--- Stored records ---
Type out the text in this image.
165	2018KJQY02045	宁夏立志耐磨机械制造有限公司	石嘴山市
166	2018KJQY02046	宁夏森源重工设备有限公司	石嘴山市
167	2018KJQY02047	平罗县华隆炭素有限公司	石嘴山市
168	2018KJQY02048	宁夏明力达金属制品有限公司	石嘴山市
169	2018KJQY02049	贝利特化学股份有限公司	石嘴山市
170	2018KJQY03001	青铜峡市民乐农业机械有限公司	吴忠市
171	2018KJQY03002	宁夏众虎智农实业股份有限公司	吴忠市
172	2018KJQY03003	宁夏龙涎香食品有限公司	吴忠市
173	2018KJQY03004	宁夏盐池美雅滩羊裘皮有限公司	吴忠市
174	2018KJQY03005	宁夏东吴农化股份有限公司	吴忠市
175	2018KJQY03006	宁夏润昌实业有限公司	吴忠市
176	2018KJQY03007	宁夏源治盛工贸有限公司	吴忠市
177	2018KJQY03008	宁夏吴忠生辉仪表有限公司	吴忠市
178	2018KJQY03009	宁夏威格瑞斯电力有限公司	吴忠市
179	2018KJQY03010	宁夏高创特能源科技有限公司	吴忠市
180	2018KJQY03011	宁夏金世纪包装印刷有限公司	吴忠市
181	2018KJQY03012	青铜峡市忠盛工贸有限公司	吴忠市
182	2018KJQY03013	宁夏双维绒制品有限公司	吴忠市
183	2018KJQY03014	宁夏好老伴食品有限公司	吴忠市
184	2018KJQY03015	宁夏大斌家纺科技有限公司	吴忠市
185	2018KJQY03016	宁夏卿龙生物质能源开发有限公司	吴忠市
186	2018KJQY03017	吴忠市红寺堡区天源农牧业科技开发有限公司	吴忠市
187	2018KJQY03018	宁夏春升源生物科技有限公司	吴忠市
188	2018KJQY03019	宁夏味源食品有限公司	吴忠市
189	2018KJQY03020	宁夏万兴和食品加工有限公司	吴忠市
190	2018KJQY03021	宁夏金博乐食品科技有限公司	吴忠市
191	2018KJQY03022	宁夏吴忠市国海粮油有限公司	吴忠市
---
--- Task details ---
Take the records above and return them exactly as written.

--- Task result ---
Type out the text in this image.
165	2018KJQY02045	宁夏立志耐磨机械制造有限公司	石嘴山市
166	2018KJQY02046	宁夏森源重工设备有限公司	石嘴山市
167	2018KJQY02047	平罗县华隆炭素有限公司	石嘴山市
168	2018KJQY02048	宁夏明力达金属制品有限公司	石嘴山市
169	2018KJQY02049	贝利特化学股份有限公司	石嘴山市
170	2018KJQY03001	青铜峡市民乐农业机械有限公司	吴忠市
171	2018KJQY03002	宁夏众虎智农实业股份有限公司	吴忠市
172	2018KJQY03003	宁夏龙涎香食品有限公司	吴忠市
173	2018KJQY03004	宁夏盐池美雅滩羊裘皮有限公司	吴忠市
174	2018KJQY03005	宁夏东吴农化股份有限公司	吴忠市
175	2018KJQY03006	宁夏润昌实业有限公司	吴忠市
176	2018KJQY03007	宁夏源治盛工贸有限公司	吴忠市
177	2018KJQY03008	宁夏吴忠生辉仪表有限公司	吴忠市
178	2018KJQY03009	宁夏威格瑞斯电力有限公司	吴忠市
179	2018KJQY03010	宁夏高创特能源科技有限公司	吴忠市
180	2018KJQY03011	宁夏金世纪包装印刷有限公司	吴忠市
181	2018KJQY03012	青铜峡市忠盛工贸有限公司	吴忠市
182	2018KJQY03013	宁夏双维绒制品有限公司	吴忠市
183	2018KJQY03014	宁夏好老伴食品有限公司	吴忠市
184	2018KJQY03015	宁夏大斌家纺科技有限公司	吴忠市
185	2018KJQY03016	宁夏卿龙生物质能源开发有限公司	吴忠市
186	2018KJQY03017	吴忠市红寺堡区天源农牧业科技开发有限公司	吴忠市
187	2018KJQY03018	宁夏春升源生物科技有限公司	吴忠市
188	2018KJQY03019	宁夏味源食品有限公司	吴忠市
189	2018KJQY03020	宁夏万兴和食品加工有限公司	吴忠市
190	2018KJQY03021	宁夏金博乐食品科技有限公司	吴忠市
191	2018KJQY03022	宁夏吴忠市国海粮油有限公司	吴忠市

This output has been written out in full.